Task objective
Repeat the full listing, word for word.

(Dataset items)
──────
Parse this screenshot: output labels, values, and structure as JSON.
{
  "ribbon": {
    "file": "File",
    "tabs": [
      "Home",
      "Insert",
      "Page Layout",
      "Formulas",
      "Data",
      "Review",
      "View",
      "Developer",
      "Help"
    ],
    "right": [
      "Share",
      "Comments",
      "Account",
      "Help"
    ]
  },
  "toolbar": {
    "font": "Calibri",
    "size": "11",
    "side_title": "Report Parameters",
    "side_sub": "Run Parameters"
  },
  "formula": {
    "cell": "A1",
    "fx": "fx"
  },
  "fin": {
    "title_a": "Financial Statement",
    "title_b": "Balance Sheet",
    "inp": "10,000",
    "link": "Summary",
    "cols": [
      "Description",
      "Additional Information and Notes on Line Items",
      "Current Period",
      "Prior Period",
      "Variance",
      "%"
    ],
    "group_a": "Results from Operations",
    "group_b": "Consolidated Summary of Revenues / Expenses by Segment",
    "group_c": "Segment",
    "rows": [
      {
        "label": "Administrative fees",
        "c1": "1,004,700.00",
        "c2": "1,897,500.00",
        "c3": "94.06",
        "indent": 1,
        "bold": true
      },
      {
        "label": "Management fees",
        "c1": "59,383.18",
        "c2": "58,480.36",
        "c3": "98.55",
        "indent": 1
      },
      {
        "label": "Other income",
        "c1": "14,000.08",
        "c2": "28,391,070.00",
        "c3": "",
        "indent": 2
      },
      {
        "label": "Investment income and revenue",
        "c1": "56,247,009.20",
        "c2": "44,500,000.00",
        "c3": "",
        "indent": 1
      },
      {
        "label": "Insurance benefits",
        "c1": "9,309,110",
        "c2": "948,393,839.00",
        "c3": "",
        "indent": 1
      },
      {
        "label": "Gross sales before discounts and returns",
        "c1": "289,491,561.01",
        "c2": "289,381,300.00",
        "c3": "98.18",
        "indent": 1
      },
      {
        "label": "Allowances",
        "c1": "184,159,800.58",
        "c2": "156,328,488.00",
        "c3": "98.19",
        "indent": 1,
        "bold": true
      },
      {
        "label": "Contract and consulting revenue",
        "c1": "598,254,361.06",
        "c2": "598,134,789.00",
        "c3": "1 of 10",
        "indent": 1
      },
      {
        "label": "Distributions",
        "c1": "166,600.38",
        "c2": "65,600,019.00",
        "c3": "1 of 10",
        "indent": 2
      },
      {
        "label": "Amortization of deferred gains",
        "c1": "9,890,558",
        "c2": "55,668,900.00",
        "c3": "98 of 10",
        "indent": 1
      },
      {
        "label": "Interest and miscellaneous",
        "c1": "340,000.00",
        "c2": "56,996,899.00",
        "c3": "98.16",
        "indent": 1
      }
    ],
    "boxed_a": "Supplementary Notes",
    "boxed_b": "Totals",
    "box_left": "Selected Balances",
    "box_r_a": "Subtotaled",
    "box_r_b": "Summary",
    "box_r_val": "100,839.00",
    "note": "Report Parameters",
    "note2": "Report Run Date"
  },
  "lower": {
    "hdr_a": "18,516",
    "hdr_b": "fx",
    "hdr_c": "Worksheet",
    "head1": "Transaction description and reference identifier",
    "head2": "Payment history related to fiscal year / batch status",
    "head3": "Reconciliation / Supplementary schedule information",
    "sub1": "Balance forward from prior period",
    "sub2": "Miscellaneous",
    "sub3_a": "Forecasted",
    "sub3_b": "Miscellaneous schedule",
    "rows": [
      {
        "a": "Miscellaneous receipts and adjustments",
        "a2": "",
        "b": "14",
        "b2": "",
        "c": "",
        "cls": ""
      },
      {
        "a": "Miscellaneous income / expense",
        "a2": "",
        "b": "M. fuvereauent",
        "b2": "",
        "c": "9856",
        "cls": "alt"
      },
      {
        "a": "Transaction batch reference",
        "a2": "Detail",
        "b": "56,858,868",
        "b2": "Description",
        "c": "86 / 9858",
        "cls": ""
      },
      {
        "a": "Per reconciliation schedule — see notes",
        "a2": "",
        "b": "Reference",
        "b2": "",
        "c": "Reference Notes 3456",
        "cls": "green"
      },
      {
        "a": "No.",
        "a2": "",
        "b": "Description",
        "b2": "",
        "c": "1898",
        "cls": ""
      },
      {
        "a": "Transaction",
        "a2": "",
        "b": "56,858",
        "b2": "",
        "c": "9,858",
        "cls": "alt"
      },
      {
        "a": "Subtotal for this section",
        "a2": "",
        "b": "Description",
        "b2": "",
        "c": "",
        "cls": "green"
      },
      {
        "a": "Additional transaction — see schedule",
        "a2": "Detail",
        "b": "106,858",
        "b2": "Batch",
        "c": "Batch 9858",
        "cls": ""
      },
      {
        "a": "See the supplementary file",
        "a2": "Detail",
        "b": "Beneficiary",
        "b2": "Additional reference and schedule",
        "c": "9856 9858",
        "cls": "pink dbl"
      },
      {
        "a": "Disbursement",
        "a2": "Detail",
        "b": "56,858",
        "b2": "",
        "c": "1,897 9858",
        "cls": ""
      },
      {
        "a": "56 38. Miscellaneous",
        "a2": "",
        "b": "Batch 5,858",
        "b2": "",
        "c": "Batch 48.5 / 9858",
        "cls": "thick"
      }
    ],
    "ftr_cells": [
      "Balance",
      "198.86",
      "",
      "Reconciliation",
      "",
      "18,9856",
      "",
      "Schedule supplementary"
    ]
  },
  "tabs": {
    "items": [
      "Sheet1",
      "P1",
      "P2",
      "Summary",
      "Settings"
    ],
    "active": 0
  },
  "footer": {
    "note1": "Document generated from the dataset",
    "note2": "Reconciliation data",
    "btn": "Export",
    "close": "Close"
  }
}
──────
Response to the task
Parse this screenshot: output labels, values, and structure as JSON.
{
  "ribbon": {
    "file": "File",
    "tabs": [
      "Home",
      "Insert",
      "Page Layout",
      "Formulas",
      "Data",
      "Review",
      "View",
      "Developer",
      "Help"
    ],
    "right": [
      "Share",
      "Comments",
      "Account",
      "Help"
    ]
  },
  "toolbar": {
    "font": "Calibri",
    "size": "11",
    "side_title": "Report Parameters",
    "side_sub": "Run Parameters"
  },
  "formula": {
    "cell": "A1",
    "fx": "fx"
  },
  "fin": {
    "title_a": "Financial Statement",
    "title_b": "Balance Sheet",
    "inp": "10,000",
    "link": "Summary",
    "cols": [
      "Description",
      "Additional Information and Notes on Line Items",
      "Current Period",
      "Prior Period",
      "Variance",
      "%"
    ],
    "group_a": "Results from Operations",
    "group_b": "Consolidated Summary of Revenues / Expenses by Segment",
    "group_c": "Segment",
    "rows": [
      {
        "label": "Administrative fees",
        "c1": "1,004,700.00",
        "c2": "1,897,500.00",
        "c3": "94.06",
        "indent": 1,
        "bold": true
      },
      {
        "label": "Management fees",
        "c1": "59,383.18",
        "c2": "58,480.36",
        "c3": "98.55",
        "indent": 1
      },
      {
        "label": "Other income",
        "c1": "14,000.08",
        "c2": "28,391,070.00",
        "c3": "",
        "indent": 2
      },
      {
        "label": "Investment income and revenue",
        "c1": "56,247,009.20",
        "c2": "44,500,000.00",
        "c3": "",
        "indent": 1
      },
      {
        "label": "Insurance benefits",
        "c1": "9,309,110",
        "c2": "948,393,839.00",
        "c3": "",
        "indent": 1
      },
      {
        "label": "Gross sales before discounts and returns",
        "c1": "289,491,561.01",
        "c2": "289,381,300.00",
        "c3": "98.18",
        "indent": 1
      },
      {
        "label": "Allowances",
        "c1": "184,159,800.58",
        "c2": "156,328,488.00",
        "c3": "98.19",
        "indent": 1,
        "bold": true
      },
      {
        "label": "Contract and consulting revenue",
        "c1": "598,254,361.06",
        "c2": "598,134,789.00",
        "c3": "1 of 10",
        "indent": 1
      },
      {
        "label": "Distributions",
        "c1": "166,600.38",
        "c2": "65,600,019.00",
        "c3": "1 of 10",
        "indent": 2
      },
      {
        "label": "Amortization of deferred gains",
        "c1": "9,890,558",
        "c2": "55,668,900.00",
        "c3": "98 of 10",
        "indent": 1
      },
      {
        "label": "Interest and miscellaneous",
        "c1": "340,000.00",
        "c2": "56,996,899.00",
        "c3": "98.16",
        "indent": 1
      }
    ],
    "boxed_a": "Supplementary Notes",
    "boxed_b": "Totals",
    "box_left": "Selected Balances",
    "box_r_a": "Subtotaled",
    "box_r_b": "Summary",
    "box_r_val": "100,839.00",
    "note": "Report Parameters",
    "note2": "Report Run Date"
  },
  "lower": {
    "hdr_a": "18,516",
    "hdr_b": "fx",
    "hdr_c": "Worksheet",
    "head1": "Transaction description and reference identifier",
    "head2": "Payment history related to fiscal year / batch status",
    "head3": "Reconciliation / Supplementary schedule information",
    "sub1": "Balance forward from prior period",
    "sub2": "Miscellaneous",
    "sub3_a": "Forecasted",
    "sub3_b": "Miscellaneous schedule",
    "rows": [
      {
        "a": "Miscellaneous receipts and adjustments",
        "a2": "",
        "b": "14",
        "b2": "",
        "c": "",
        "cls": ""
      },
      {
        "a": "Miscellaneous income / expense",
        "a2": "",
        "b": "M. fuvereauent",
        "b2": "",
        "c": "9856",
        "cls": "alt"
      },
      {
        "a": "Transaction batch reference",
        "a2": "Detail",
        "b": "56,858,868",
        "b2": "Description",
        "c": "86 / 9858",
        "cls": ""
      },
      {
        "a": "Per reconciliation schedule — see notes",
        "a2": "",
        "b": "Reference",
        "b2": "",
        "c": "Reference Notes 3456",
        "cls": "green"
      },
      {
        "a": "No.",
        "a2": "",
        "b": "Description",
        "b2": "",
        "c": "1898",
        "cls": ""
      },
      {
        "a": "Transaction",
        "a2": "",
        "b": "56,858",
        "b2": "",
        "c": "9,858",
        "cls": "alt"
      },
      {
        "a": "Subtotal for this section",
        "a2": "",
        "b": "Description",
        "b2": "",
        "c": "",
        "cls": "green"
      },
      {
        "a": "Additional transaction — see schedule",
        "a2": "Detail",
        "b": "106,858",
        "b2": "Batch",
        "c": "Batch 9858",
        "cls": ""
      },
      {
        "a": "See the supplementary file",
        "a2": "Detail",
        "b": "Beneficiary",
        "b2": "Additional reference and schedule",
        "c": "9856 9858",
        "cls": "pink dbl"
      },
      {
        "a": "Disbursement",
        "a2": "Detail",
        "b": "56,858",
        "b2": "",
        "c": "1,897 9858",
        "cls": ""
      },
      {
        "a": "56 38. Miscellaneous",
        "a2": "",
        "b": "Batch 5,858",
        "b2": "",
        "c": "Batch 48.5 / 9858",
        "cls": "thick"
      }
    ],
    "ftr_cells": [
      "Balance",
      "198.86",
      "",
      "Reconciliation",
      "",
      "18,9856",
      "",
      "Schedule supplementary"
    ]
  },
  "tabs": {
    "items": [
      "Sheet1",
      "P1",
      "P2",
      "Summary",
      "Settings"
    ],
    "active": 0
  },
  "footer": {
    "note1": "Document generated from the dataset",
    "note2": "Reconciliation data",
    "btn": "Export",
    "close": "Close"
  }
}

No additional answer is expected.